To be done: Below are the records. List every line holding the word "offset".

START Records to use

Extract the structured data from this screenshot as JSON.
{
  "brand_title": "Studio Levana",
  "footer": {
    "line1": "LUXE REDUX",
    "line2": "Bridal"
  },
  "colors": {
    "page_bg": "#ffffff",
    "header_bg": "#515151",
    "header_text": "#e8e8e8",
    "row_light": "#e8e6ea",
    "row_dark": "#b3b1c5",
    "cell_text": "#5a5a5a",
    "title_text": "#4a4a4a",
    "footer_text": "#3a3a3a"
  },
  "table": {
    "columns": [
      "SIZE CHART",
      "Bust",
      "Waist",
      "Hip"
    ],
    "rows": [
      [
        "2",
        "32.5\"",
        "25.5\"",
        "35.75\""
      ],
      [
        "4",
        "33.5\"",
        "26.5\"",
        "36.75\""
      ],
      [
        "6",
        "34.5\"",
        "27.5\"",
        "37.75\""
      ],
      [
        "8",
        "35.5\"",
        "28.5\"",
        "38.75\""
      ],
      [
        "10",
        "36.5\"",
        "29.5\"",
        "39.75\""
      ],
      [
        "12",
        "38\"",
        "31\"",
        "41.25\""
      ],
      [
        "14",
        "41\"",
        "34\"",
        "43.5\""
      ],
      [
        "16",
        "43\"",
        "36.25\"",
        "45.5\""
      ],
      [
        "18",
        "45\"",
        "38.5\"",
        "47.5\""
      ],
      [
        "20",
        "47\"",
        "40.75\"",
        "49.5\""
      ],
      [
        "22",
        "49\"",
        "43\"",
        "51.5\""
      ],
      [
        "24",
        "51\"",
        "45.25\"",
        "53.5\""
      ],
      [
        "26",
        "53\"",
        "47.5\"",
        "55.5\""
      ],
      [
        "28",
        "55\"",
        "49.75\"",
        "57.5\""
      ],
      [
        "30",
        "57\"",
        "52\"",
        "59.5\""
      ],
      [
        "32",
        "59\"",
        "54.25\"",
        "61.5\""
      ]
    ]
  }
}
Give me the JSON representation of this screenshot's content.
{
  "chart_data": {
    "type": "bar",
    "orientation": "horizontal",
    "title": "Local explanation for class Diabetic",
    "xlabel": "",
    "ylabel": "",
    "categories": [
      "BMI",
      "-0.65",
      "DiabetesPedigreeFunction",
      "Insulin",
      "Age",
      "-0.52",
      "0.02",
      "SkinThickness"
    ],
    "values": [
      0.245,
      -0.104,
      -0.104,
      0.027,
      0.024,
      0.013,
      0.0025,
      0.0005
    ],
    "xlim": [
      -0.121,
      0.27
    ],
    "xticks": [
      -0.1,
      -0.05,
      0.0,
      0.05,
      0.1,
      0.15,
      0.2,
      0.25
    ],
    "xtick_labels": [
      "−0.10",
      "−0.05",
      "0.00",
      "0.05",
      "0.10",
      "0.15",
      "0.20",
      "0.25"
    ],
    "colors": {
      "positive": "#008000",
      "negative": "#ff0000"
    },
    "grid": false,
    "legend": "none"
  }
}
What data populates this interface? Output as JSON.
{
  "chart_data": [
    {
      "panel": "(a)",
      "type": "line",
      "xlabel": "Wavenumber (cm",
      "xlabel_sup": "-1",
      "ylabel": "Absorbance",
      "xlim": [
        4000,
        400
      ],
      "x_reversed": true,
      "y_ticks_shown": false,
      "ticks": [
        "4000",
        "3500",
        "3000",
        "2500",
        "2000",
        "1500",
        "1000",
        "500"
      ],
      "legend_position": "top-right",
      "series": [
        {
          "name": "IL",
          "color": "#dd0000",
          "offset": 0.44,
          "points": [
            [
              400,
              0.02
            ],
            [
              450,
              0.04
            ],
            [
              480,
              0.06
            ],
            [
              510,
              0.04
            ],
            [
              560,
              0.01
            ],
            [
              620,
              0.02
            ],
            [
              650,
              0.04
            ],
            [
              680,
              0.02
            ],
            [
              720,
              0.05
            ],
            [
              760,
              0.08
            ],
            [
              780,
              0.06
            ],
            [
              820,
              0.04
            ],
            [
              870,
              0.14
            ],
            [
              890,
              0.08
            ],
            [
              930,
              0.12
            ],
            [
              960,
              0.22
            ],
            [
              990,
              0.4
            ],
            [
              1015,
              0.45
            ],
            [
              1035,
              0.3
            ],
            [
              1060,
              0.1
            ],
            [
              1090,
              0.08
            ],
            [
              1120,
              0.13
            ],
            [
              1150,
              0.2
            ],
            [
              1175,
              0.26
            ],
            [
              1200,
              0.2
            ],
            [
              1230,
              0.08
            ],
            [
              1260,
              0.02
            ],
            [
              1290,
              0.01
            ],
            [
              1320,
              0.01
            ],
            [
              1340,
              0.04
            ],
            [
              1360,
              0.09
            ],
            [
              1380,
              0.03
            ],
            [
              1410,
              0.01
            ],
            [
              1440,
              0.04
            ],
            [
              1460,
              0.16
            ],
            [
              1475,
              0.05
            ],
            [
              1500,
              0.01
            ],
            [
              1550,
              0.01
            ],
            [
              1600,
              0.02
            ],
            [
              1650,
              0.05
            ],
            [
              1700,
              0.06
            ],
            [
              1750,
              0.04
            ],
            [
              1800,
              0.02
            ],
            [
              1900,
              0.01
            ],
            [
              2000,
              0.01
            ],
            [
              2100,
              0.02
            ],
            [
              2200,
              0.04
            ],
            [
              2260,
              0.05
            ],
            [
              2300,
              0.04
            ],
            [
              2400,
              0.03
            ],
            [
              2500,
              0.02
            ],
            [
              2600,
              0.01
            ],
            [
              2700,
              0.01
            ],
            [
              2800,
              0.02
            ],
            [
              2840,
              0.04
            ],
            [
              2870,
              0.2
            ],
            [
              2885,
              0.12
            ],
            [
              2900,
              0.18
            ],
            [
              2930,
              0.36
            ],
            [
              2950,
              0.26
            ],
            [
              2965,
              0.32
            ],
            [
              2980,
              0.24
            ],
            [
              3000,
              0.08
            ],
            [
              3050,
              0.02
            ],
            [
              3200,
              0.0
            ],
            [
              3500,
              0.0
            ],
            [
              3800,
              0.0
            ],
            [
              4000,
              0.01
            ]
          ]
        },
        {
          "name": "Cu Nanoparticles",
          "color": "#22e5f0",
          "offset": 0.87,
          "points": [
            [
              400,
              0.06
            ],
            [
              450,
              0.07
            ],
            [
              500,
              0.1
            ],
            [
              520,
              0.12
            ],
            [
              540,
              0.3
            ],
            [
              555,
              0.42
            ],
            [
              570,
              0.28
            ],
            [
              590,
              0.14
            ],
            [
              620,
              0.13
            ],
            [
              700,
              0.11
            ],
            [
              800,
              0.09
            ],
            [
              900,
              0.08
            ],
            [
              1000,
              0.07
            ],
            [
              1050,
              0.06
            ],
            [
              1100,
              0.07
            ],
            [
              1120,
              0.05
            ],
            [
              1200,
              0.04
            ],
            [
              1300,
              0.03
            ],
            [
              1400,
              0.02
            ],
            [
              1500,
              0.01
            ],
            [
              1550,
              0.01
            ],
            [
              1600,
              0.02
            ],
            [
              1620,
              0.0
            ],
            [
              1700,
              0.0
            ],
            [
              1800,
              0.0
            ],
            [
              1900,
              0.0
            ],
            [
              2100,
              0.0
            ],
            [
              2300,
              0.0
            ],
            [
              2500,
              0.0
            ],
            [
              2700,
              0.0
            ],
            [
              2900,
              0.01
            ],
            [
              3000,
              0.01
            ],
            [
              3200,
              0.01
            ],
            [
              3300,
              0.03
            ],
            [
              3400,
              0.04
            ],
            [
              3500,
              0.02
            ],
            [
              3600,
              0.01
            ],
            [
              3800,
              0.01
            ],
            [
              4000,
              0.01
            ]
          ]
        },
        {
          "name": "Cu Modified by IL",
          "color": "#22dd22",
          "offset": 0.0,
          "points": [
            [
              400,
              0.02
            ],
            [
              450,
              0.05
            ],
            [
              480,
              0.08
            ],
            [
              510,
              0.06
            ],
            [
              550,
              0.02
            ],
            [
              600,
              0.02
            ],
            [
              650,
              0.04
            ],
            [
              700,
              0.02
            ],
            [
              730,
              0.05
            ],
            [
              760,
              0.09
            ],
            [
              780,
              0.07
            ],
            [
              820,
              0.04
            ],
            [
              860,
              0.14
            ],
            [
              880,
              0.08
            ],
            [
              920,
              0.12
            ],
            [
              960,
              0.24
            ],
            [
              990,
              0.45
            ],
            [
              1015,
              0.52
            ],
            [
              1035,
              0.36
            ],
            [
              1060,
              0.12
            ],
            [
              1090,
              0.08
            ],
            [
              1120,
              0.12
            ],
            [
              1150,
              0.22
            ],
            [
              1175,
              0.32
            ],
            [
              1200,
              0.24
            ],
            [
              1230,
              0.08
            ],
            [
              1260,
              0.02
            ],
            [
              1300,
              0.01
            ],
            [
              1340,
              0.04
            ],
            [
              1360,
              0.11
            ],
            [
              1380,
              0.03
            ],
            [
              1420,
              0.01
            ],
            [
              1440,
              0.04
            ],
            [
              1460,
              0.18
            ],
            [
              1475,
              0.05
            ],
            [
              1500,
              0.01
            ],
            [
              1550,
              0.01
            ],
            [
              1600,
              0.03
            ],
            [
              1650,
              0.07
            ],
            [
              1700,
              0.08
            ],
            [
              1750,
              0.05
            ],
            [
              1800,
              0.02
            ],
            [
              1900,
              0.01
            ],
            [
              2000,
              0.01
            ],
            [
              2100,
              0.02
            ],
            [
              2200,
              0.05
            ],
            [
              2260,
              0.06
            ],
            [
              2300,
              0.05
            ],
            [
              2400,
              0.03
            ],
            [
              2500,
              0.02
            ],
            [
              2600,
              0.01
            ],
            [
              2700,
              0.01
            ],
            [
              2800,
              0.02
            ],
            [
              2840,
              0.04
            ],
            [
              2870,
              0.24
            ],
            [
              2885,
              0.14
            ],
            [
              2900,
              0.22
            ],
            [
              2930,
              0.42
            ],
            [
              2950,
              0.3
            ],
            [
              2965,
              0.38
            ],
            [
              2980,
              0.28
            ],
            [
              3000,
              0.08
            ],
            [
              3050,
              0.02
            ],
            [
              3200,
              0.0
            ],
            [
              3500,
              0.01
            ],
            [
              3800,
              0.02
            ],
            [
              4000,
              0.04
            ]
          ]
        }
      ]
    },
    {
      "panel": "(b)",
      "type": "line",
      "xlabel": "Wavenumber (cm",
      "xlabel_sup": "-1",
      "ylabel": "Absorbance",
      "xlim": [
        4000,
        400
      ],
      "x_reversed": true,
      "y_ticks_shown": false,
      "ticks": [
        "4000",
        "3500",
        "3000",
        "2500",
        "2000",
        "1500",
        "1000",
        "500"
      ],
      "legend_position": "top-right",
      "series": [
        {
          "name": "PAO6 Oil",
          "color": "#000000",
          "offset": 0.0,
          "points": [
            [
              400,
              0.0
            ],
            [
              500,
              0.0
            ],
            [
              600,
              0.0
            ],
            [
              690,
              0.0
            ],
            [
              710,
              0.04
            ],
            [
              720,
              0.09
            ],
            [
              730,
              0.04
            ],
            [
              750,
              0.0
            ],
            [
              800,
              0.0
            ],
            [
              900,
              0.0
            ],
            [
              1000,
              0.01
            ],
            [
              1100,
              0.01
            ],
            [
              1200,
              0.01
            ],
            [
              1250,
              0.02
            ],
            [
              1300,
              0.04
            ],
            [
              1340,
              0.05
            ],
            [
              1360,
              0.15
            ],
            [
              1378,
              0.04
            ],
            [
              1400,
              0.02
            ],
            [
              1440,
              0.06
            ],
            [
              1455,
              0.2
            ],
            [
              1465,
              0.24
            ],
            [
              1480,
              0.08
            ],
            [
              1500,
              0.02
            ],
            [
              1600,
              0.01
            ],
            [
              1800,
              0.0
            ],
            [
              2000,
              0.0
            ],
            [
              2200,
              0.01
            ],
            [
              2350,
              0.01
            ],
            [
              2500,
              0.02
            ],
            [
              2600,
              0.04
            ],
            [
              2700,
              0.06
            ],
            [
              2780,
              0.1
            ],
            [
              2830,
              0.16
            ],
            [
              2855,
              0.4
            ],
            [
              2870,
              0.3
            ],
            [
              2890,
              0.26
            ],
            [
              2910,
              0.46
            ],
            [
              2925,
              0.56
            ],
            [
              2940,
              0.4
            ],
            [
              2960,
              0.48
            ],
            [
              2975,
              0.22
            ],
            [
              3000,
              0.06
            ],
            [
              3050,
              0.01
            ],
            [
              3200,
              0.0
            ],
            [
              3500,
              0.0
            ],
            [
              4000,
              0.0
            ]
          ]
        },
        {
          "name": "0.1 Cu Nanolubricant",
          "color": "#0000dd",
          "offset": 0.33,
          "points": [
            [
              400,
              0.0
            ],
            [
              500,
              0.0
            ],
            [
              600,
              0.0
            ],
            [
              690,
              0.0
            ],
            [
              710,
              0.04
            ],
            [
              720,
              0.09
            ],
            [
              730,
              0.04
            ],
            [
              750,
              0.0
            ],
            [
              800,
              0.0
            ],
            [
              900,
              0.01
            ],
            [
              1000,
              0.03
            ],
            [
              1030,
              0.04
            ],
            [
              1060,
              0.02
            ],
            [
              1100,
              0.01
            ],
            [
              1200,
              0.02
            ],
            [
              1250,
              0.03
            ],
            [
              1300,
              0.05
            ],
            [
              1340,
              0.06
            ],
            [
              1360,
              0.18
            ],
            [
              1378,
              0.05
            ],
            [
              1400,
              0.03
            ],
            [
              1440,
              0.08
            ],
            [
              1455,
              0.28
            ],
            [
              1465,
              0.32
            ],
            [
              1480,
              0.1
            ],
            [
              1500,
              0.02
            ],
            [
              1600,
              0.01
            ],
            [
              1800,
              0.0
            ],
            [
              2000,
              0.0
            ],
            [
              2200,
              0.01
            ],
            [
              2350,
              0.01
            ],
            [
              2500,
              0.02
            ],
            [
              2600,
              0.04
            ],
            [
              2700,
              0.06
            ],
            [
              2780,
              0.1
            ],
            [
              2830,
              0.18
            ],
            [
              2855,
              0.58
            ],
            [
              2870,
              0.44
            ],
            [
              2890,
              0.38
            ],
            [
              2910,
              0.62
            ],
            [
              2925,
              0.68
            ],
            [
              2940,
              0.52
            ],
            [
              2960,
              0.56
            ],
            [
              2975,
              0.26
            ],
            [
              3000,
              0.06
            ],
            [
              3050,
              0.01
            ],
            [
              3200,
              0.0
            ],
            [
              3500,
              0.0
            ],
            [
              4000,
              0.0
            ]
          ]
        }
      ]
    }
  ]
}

END Records to use

Reply to the exercise:
          "offset": 0.44,
          "offset": 0.87,
          "offset": 0.0,
          "offset": 0.0,
          "offset": 0.33,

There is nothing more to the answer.